Chart and figure data:
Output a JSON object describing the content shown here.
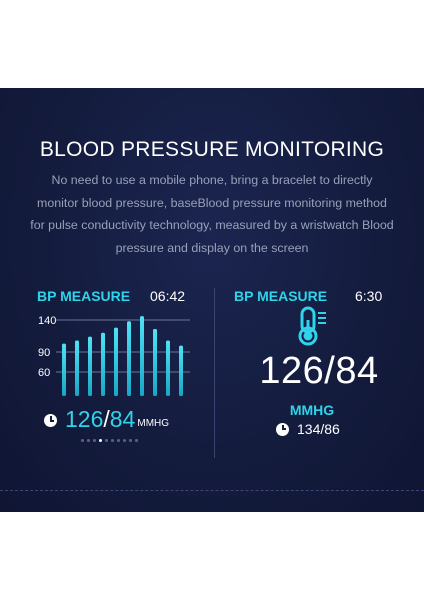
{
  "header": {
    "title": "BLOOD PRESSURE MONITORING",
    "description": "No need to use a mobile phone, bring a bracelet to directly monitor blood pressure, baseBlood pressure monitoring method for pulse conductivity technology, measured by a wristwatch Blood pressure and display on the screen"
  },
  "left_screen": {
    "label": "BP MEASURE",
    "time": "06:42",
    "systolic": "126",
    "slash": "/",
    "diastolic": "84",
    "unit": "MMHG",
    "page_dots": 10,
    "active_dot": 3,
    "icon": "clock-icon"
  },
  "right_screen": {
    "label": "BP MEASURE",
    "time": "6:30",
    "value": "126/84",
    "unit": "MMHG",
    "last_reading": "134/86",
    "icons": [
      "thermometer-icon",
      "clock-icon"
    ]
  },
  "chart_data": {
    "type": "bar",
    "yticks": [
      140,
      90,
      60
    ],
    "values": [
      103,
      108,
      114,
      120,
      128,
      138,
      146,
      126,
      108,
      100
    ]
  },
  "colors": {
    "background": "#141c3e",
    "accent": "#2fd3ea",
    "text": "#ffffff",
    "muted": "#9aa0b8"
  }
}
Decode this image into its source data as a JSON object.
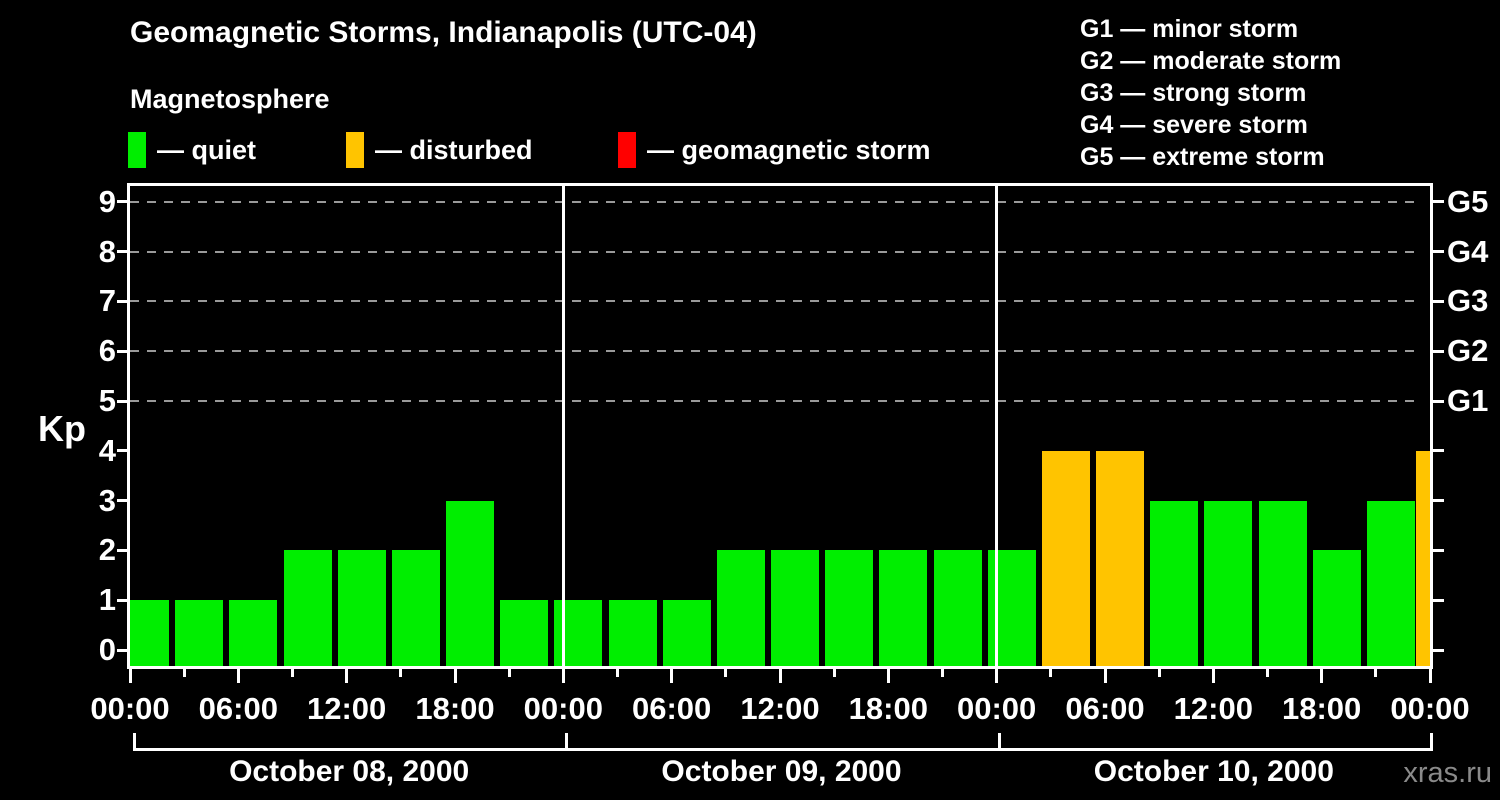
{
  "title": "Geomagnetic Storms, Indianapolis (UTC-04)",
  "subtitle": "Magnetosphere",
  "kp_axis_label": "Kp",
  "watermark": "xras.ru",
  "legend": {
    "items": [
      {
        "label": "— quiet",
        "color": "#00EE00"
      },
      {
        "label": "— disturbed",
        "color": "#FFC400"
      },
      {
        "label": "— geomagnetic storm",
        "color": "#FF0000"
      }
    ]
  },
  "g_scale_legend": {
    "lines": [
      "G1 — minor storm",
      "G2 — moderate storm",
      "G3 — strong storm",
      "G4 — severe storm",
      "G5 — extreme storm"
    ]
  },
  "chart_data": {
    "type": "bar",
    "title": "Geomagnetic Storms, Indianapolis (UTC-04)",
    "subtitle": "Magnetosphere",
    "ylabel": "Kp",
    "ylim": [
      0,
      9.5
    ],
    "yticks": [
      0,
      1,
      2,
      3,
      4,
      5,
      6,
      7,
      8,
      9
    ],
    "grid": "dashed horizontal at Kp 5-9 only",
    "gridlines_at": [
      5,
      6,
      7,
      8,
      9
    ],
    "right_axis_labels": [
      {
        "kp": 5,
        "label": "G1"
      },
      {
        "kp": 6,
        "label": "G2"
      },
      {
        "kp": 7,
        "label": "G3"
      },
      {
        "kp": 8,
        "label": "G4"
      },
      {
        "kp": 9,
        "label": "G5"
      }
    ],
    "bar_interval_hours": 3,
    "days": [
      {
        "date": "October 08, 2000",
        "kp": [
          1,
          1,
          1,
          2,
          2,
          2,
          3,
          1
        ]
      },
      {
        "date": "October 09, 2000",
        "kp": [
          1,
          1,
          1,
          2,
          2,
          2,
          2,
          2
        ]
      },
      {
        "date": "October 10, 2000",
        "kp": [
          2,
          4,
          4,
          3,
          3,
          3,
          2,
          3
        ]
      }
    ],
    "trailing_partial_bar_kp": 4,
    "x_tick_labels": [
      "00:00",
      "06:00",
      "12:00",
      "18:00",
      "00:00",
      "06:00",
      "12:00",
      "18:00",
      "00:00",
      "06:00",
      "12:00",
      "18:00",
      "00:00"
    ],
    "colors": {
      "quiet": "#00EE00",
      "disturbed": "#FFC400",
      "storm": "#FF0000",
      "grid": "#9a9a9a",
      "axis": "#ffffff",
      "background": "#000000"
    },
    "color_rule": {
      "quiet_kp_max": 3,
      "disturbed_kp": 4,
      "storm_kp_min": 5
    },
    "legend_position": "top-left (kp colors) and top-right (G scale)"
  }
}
---
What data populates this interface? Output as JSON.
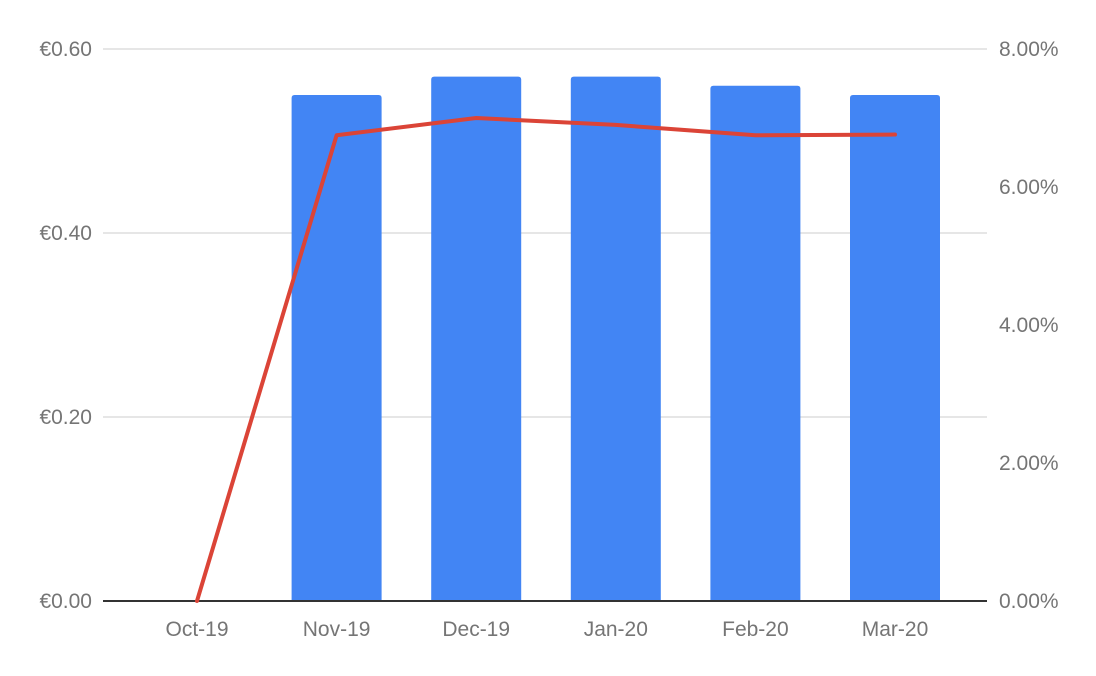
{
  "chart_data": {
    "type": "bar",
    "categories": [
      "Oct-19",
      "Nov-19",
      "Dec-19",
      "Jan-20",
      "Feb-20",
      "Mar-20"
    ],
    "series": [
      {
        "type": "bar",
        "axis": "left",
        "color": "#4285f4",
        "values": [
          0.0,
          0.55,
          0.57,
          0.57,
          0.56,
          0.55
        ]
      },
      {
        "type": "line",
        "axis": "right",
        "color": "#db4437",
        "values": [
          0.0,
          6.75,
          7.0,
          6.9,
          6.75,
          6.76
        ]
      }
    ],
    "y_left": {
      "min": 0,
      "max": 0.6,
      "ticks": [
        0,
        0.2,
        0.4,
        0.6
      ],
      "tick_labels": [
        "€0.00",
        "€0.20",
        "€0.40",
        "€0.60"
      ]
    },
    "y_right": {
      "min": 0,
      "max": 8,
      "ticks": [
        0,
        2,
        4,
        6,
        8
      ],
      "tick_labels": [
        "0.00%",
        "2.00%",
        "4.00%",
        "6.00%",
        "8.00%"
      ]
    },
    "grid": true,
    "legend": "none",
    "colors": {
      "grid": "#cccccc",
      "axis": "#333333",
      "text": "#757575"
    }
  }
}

◆ Requirement:
Take every line that includes the string "background" and copy it.

◆ Task response:
    "background": "#141c3e",
      "background": "#000000"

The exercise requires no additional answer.